(Set exercise) Extract every line that contains the string "notes".

Items listed in a dataset
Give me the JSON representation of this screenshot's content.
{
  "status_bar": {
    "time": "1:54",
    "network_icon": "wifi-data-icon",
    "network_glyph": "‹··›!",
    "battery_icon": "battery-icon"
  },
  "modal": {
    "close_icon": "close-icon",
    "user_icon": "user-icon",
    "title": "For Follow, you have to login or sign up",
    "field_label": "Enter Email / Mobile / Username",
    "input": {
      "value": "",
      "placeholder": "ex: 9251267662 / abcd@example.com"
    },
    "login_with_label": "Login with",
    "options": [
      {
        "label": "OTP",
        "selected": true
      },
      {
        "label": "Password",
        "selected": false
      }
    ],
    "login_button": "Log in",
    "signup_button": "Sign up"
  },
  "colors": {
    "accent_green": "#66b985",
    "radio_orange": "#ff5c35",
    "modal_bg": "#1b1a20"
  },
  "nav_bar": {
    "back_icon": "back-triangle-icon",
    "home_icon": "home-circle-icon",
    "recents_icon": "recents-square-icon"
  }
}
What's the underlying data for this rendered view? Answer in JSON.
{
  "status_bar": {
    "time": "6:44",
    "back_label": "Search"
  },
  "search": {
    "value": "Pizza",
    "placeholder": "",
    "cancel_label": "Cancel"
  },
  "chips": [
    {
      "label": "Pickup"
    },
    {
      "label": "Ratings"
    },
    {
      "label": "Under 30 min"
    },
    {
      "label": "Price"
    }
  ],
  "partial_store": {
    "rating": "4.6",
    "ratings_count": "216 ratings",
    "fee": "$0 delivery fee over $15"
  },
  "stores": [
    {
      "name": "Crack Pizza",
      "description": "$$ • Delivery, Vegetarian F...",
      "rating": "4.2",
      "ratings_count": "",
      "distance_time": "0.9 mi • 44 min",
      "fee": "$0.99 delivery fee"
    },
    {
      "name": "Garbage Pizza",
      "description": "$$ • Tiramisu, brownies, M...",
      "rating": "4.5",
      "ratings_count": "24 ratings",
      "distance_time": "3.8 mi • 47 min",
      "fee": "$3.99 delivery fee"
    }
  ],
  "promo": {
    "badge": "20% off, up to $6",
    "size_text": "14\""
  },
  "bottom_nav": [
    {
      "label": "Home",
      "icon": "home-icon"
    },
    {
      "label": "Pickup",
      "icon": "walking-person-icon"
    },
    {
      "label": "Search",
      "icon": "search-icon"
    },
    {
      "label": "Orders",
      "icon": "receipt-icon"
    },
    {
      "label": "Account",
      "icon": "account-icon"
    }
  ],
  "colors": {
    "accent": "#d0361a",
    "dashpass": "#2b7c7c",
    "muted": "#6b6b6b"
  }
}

* * *

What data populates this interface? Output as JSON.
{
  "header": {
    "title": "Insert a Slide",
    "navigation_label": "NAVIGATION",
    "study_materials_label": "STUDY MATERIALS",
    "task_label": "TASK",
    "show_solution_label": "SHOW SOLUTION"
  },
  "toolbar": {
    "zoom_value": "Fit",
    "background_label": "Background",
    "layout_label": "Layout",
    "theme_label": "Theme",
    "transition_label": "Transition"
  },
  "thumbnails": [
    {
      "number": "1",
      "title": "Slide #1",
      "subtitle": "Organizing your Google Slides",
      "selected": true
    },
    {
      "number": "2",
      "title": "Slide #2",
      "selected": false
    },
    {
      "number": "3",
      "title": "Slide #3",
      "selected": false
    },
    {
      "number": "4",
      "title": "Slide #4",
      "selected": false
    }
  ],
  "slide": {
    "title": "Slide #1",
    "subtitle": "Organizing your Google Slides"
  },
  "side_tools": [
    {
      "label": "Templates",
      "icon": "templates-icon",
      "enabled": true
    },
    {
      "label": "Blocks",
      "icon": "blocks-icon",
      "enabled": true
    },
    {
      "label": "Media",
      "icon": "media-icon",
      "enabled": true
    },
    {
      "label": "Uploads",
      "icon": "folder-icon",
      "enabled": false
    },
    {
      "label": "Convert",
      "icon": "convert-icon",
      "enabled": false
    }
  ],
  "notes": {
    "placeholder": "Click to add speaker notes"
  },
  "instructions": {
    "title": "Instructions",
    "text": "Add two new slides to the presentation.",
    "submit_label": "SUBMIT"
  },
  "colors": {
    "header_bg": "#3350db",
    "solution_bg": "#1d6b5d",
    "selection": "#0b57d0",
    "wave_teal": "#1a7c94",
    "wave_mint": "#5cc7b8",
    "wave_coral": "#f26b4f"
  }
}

(Written response)
  "notes": {
    "placeholder": "Click to add speaker notes"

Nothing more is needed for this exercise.